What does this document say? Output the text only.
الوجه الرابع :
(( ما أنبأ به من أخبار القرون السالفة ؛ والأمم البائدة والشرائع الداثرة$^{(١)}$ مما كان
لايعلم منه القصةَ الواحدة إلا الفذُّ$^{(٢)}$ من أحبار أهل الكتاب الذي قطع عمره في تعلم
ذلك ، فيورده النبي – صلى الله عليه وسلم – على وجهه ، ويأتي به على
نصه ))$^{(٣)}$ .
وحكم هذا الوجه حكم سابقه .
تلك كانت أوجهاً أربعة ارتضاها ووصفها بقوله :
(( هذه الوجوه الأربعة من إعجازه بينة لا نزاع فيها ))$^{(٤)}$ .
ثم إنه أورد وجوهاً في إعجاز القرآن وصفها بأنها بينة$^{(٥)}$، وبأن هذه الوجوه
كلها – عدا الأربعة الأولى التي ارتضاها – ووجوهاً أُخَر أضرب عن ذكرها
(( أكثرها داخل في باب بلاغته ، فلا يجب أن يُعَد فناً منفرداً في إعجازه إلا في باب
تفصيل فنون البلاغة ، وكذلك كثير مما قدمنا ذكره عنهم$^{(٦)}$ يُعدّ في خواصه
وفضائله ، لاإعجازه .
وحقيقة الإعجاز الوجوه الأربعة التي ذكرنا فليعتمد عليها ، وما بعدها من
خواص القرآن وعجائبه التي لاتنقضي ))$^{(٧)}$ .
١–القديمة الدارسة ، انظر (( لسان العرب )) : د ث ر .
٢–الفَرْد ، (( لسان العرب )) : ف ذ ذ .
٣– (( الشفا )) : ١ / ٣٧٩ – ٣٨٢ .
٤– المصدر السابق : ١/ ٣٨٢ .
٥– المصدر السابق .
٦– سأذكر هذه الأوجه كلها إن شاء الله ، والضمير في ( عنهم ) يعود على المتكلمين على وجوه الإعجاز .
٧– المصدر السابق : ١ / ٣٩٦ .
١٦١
========
*WHAT IS BEING ASKED:* Quote all the records exactly, please, leaving none out.

*SOLUTION:*
What does this document say? Output the text only.
الوجه الرابع :
(( ما أنبأ به من أخبار القرون السالفة ؛ والأمم البائدة والشرائع الداثرة$^{(١)}$ مما كان
لايعلم منه القصةَ الواحدة إلا الفذُّ$^{(٢)}$ من أحبار أهل الكتاب الذي قطع عمره في تعلم
ذلك ، فيورده النبي – صلى الله عليه وسلم – على وجهه ، ويأتي به على
نصه ))$^{(٣)}$ .
وحكم هذا الوجه حكم سابقه .
تلك كانت أوجهاً أربعة ارتضاها ووصفها بقوله :
(( هذه الوجوه الأربعة من إعجازه بينة لا نزاع فيها ))$^{(٤)}$ .
ثم إنه أورد وجوهاً في إعجاز القرآن وصفها بأنها بينة$^{(٥)}$، وبأن هذه الوجوه
كلها – عدا الأربعة الأولى التي ارتضاها – ووجوهاً أُخَر أضرب عن ذكرها
(( أكثرها داخل في باب بلاغته ، فلا يجب أن يُعَد فناً منفرداً في إعجازه إلا في باب
تفصيل فنون البلاغة ، وكذلك كثير مما قدمنا ذكره عنهم$^{(٦)}$ يُعدّ في خواصه
وفضائله ، لاإعجازه .
وحقيقة الإعجاز الوجوه الأربعة التي ذكرنا فليعتمد عليها ، وما بعدها من
خواص القرآن وعجائبه التي لاتنقضي ))$^{(٧)}$ .
١–القديمة الدارسة ، انظر (( لسان العرب )) : د ث ر .
٢–الفَرْد ، (( لسان العرب )) : ف ذ ذ .
٣– (( الشفا )) : ١ / ٣٧٩ – ٣٨٢ .
٤– المصدر السابق : ١/ ٣٨٢ .
٥– المصدر السابق .
٦– سأذكر هذه الأوجه كلها إن شاء الله ، والضمير في ( عنهم ) يعود على المتكلمين على وجوه الإعجاز .
٧– المصدر السابق : ١ / ٣٩٦ .
١٦١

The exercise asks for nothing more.